* _Directions_
Where a line in the listing contains the string "color", copy that line out.

* _Stored items_
----
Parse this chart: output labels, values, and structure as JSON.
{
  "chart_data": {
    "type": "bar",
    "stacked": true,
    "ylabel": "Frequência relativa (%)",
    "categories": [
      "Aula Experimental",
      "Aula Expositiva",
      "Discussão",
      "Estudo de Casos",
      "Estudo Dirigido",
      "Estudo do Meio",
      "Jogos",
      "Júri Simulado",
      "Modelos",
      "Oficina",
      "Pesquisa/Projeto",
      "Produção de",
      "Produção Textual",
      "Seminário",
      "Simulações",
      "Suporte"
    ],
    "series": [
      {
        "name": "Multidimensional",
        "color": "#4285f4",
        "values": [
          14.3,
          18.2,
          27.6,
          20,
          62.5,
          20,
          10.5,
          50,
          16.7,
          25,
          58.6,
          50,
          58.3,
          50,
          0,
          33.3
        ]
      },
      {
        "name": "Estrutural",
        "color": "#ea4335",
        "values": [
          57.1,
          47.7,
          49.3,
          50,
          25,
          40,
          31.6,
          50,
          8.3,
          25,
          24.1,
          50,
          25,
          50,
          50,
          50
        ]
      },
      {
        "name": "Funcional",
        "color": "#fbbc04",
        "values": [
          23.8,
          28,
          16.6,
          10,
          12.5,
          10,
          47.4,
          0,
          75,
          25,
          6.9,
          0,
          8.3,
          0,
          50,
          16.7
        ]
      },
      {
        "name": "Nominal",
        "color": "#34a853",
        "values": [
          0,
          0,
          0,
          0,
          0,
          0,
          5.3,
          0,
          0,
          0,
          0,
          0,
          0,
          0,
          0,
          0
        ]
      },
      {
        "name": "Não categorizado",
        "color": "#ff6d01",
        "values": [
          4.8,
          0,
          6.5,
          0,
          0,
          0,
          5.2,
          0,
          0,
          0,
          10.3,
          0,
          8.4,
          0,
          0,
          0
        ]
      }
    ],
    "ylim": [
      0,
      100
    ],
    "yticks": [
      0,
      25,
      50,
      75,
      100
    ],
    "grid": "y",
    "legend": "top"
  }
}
----
* _Answer_
        "color": "#4285f4",
        "color": "#ea4335",
        "color": "#fbbc04",
        "color": "#34a853",
        "color": "#ff6d01",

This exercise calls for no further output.